WHAT IS REQUIRED: All of the data needs to be repeated exactly.

**** DATASET CONTENT ****

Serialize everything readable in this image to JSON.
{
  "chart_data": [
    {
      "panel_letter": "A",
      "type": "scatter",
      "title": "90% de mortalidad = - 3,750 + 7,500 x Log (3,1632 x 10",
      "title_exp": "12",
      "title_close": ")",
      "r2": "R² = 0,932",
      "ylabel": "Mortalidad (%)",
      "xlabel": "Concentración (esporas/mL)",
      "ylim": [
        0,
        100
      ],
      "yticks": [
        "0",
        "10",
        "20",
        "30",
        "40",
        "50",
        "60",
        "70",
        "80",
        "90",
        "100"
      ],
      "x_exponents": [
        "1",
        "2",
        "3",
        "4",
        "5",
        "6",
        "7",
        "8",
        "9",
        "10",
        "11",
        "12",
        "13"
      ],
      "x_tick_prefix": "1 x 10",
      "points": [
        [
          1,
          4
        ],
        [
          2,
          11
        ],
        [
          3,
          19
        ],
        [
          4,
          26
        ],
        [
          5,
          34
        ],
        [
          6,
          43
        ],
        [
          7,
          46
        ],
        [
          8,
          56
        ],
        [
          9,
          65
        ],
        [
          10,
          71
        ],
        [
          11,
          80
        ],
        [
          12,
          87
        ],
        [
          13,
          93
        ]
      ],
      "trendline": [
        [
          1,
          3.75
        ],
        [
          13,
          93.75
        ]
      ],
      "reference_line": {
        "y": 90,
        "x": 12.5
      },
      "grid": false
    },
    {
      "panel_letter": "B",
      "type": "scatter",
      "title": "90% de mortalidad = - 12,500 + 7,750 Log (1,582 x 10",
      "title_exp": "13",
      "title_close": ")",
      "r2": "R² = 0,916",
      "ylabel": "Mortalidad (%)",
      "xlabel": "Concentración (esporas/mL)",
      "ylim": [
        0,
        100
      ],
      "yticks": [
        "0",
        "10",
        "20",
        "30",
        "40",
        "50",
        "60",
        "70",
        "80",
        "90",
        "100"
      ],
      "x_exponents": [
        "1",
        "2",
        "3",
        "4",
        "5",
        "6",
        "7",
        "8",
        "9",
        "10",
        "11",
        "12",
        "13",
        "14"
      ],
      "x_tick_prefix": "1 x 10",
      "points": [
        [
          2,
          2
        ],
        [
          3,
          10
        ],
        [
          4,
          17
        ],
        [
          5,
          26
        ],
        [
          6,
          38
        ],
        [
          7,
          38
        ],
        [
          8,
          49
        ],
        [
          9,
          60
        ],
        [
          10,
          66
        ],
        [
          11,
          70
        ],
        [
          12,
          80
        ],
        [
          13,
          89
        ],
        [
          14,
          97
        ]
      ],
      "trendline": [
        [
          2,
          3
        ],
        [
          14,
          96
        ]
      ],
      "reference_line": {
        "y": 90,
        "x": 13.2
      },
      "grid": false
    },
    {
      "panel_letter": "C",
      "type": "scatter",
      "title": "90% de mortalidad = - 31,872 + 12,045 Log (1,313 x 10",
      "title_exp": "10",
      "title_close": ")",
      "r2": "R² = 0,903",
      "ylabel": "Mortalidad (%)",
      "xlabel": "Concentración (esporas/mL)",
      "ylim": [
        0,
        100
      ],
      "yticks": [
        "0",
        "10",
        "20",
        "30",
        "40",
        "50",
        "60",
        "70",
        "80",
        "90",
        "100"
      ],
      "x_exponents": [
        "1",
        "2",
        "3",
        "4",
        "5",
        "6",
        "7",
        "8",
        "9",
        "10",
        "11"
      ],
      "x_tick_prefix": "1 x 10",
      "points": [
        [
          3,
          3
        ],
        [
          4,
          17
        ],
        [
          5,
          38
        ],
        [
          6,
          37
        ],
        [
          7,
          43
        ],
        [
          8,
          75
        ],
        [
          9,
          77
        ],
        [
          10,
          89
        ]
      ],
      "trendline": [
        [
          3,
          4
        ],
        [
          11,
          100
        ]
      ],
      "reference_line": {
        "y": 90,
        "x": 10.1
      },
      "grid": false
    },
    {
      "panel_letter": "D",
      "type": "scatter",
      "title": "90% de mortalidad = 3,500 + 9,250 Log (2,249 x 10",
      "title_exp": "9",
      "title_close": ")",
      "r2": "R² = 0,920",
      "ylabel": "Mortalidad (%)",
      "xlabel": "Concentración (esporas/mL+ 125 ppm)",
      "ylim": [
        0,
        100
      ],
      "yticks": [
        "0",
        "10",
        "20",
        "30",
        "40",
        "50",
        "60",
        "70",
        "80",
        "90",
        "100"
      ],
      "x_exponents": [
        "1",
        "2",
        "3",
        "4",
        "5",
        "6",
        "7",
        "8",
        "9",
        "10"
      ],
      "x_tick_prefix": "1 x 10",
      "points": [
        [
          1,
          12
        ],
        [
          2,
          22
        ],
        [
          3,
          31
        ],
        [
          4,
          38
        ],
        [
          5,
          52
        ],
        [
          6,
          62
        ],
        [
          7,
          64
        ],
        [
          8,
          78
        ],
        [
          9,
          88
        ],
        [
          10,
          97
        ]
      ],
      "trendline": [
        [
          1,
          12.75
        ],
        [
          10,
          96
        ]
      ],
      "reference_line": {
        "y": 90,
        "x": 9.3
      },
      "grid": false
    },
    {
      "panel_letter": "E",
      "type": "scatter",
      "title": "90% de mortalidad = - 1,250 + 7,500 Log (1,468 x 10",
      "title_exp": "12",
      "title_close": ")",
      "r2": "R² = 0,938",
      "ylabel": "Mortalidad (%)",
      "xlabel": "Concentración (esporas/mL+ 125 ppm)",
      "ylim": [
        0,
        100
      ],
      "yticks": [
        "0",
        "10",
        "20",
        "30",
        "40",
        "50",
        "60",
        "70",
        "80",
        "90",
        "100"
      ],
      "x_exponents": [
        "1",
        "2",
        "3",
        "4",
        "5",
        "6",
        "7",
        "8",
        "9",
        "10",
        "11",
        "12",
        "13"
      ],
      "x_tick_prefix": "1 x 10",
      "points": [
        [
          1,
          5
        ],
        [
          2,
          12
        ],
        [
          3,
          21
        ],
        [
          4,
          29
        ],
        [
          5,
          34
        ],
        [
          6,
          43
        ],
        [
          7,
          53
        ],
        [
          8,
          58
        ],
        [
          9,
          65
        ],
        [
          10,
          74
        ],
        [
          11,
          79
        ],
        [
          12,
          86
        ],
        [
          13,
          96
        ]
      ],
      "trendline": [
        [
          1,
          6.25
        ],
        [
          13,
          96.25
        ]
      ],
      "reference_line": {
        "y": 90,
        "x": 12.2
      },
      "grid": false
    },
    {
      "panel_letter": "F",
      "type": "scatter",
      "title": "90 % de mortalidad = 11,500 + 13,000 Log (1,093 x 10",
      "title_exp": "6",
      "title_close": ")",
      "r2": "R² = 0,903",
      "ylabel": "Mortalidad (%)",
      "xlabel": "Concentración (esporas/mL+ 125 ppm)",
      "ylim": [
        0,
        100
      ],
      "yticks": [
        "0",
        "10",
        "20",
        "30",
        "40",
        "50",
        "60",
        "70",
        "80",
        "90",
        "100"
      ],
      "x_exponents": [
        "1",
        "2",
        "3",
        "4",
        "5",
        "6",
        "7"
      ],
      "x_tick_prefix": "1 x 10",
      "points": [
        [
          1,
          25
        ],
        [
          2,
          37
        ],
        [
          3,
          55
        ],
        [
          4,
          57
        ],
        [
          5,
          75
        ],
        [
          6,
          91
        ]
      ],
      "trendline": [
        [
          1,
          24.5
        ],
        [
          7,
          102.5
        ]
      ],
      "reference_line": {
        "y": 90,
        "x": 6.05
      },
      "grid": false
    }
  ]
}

****

WRITTEN SOLUTION:
Serialize everything readable in this image to JSON.
{
  "chart_data": [
    {
      "panel_letter": "A",
      "type": "scatter",
      "title": "90% de mortalidad = - 3,750 + 7,500 x Log (3,1632 x 10",
      "title_exp": "12",
      "title_close": ")",
      "r2": "R² = 0,932",
      "ylabel": "Mortalidad (%)",
      "xlabel": "Concentración (esporas/mL)",
      "ylim": [
        0,
        100
      ],
      "yticks": [
        "0",
        "10",
        "20",
        "30",
        "40",
        "50",
        "60",
        "70",
        "80",
        "90",
        "100"
      ],
      "x_exponents": [
        "1",
        "2",
        "3",
        "4",
        "5",
        "6",
        "7",
        "8",
        "9",
        "10",
        "11",
        "12",
        "13"
      ],
      "x_tick_prefix": "1 x 10",
      "points": [
        [
          1,
          4
        ],
        [
          2,
          11
        ],
        [
          3,
          19
        ],
        [
          4,
          26
        ],
        [
          5,
          34
        ],
        [
          6,
          43
        ],
        [
          7,
          46
        ],
        [
          8,
          56
        ],
        [
          9,
          65
        ],
        [
          10,
          71
        ],
        [
          11,
          80
        ],
        [
          12,
          87
        ],
        [
          13,
          93
        ]
      ],
      "trendline": [
        [
          1,
          3.75
        ],
        [
          13,
          93.75
        ]
      ],
      "reference_line": {
        "y": 90,
        "x": 12.5
      },
      "grid": false
    },
    {
      "panel_letter": "B",
      "type": "scatter",
      "title": "90% de mortalidad = - 12,500 + 7,750 Log (1,582 x 10",
      "title_exp": "13",
      "title_close": ")",
      "r2": "R² = 0,916",
      "ylabel": "Mortalidad (%)",
      "xlabel": "Concentración (esporas/mL)",
      "ylim": [
        0,
        100
      ],
      "yticks": [
        "0",
        "10",
        "20",
        "30",
        "40",
        "50",
        "60",
        "70",
        "80",
        "90",
        "100"
      ],
      "x_exponents": [
        "1",
        "2",
        "3",
        "4",
        "5",
        "6",
        "7",
        "8",
        "9",
        "10",
        "11",
        "12",
        "13",
        "14"
      ],
      "x_tick_prefix": "1 x 10",
      "points": [
        [
          2,
          2
        ],
        [
          3,
          10
        ],
        [
          4,
          17
        ],
        [
          5,
          26
        ],
        [
          6,
          38
        ],
        [
          7,
          38
        ],
        [
          8,
          49
        ],
        [
          9,
          60
        ],
        [
          10,
          66
        ],
        [
          11,
          70
        ],
        [
          12,
          80
        ],
        [
          13,
          89
        ],
        [
          14,
          97
        ]
      ],
      "trendline": [
        [
          2,
          3
        ],
        [
          14,
          96
        ]
      ],
      "reference_line": {
        "y": 90,
        "x": 13.2
      },
      "grid": false
    },
    {
      "panel_letter": "C",
      "type": "scatter",
      "title": "90% de mortalidad = - 31,872 + 12,045 Log (1,313 x 10",
      "title_exp": "10",
      "title_close": ")",
      "r2": "R² = 0,903",
      "ylabel": "Mortalidad (%)",
      "xlabel": "Concentración (esporas/mL)",
      "ylim": [
        0,
        100
      ],
      "yticks": [
        "0",
        "10",
        "20",
        "30",
        "40",
        "50",
        "60",
        "70",
        "80",
        "90",
        "100"
      ],
      "x_exponents": [
        "1",
        "2",
        "3",
        "4",
        "5",
        "6",
        "7",
        "8",
        "9",
        "10",
        "11"
      ],
      "x_tick_prefix": "1 x 10",
      "points": [
        [
          3,
          3
        ],
        [
          4,
          17
        ],
        [
          5,
          38
        ],
        [
          6,
          37
        ],
        [
          7,
          43
        ],
        [
          8,
          75
        ],
        [
          9,
          77
        ],
        [
          10,
          89
        ]
      ],
      "trendline": [
        [
          3,
          4
        ],
        [
          11,
          100
        ]
      ],
      "reference_line": {
        "y": 90,
        "x": 10.1
      },
      "grid": false
    },
    {
      "panel_letter": "D",
      "type": "scatter",
      "title": "90% de mortalidad = 3,500 + 9,250 Log (2,249 x 10",
      "title_exp": "9",
      "title_close": ")",
      "r2": "R² = 0,920",
      "ylabel": "Mortalidad (%)",
      "xlabel": "Concentración (esporas/mL+ 125 ppm)",
      "ylim": [
        0,
        100
      ],
      "yticks": [
        "0",
        "10",
        "20",
        "30",
        "40",
        "50",
        "60",
        "70",
        "80",
        "90",
        "100"
      ],
      "x_exponents": [
        "1",
        "2",
        "3",
        "4",
        "5",
        "6",
        "7",
        "8",
        "9",
        "10"
      ],
      "x_tick_prefix": "1 x 10",
      "points": [
        [
          1,
          12
        ],
        [
          2,
          22
        ],
        [
          3,
          31
        ],
        [
          4,
          38
        ],
        [
          5,
          52
        ],
        [
          6,
          62
        ],
        [
          7,
          64
        ],
        [
          8,
          78
        ],
        [
          9,
          88
        ],
        [
          10,
          97
        ]
      ],
      "trendline": [
        [
          1,
          12.75
        ],
        [
          10,
          96
        ]
      ],
      "reference_line": {
        "y": 90,
        "x": 9.3
      },
      "grid": false
    },
    {
      "panel_letter": "E",
      "type": "scatter",
      "title": "90% de mortalidad = - 1,250 + 7,500 Log (1,468 x 10",
      "title_exp": "12",
      "title_close": ")",
      "r2": "R² = 0,938",
      "ylabel": "Mortalidad (%)",
      "xlabel": "Concentración (esporas/mL+ 125 ppm)",
      "ylim": [
        0,
        100
      ],
      "yticks": [
        "0",
        "10",
        "20",
        "30",
        "40",
        "50",
        "60",
        "70",
        "80",
        "90",
        "100"
      ],
      "x_exponents": [
        "1",
        "2",
        "3",
        "4",
        "5",
        "6",
        "7",
        "8",
        "9",
        "10",
        "11",
        "12",
        "13"
      ],
      "x_tick_prefix": "1 x 10",
      "points": [
        [
          1,
          5
        ],
        [
          2,
          12
        ],
        [
          3,
          21
        ],
        [
          4,
          29
        ],
        [
          5,
          34
        ],
        [
          6,
          43
        ],
        [
          7,
          53
        ],
        [
          8,
          58
        ],
        [
          9,
          65
        ],
        [
          10,
          74
        ],
        [
          11,
          79
        ],
        [
          12,
          86
        ],
        [
          13,
          96
        ]
      ],
      "trendline": [
        [
          1,
          6.25
        ],
        [
          13,
          96.25
        ]
      ],
      "reference_line": {
        "y": 90,
        "x": 12.2
      },
      "grid": false
    },
    {
      "panel_letter": "F",
      "type": "scatter",
      "title": "90 % de mortalidad = 11,500 + 13,000 Log (1,093 x 10",
      "title_exp": "6",
      "title_close": ")",
      "r2": "R² = 0,903",
      "ylabel": "Mortalidad (%)",
      "xlabel": "Concentración (esporas/mL+ 125 ppm)",
      "ylim": [
        0,
        100
      ],
      "yticks": [
        "0",
        "10",
        "20",
        "30",
        "40",
        "50",
        "60",
        "70",
        "80",
        "90",
        "100"
      ],
      "x_exponents": [
        "1",
        "2",
        "3",
        "4",
        "5",
        "6",
        "7"
      ],
      "x_tick_prefix": "1 x 10",
      "points": [
        [
          1,
          25
        ],
        [
          2,
          37
        ],
        [
          3,
          55
        ],
        [
          4,
          57
        ],
        [
          5,
          75
        ],
        [
          6,
          91
        ]
      ],
      "trendline": [
        [
          1,
          24.5
        ],
        [
          7,
          102.5
        ]
      ],
      "reference_line": {
        "y": 90,
        "x": 6.05
      },
      "grid": false
    }
  ]
}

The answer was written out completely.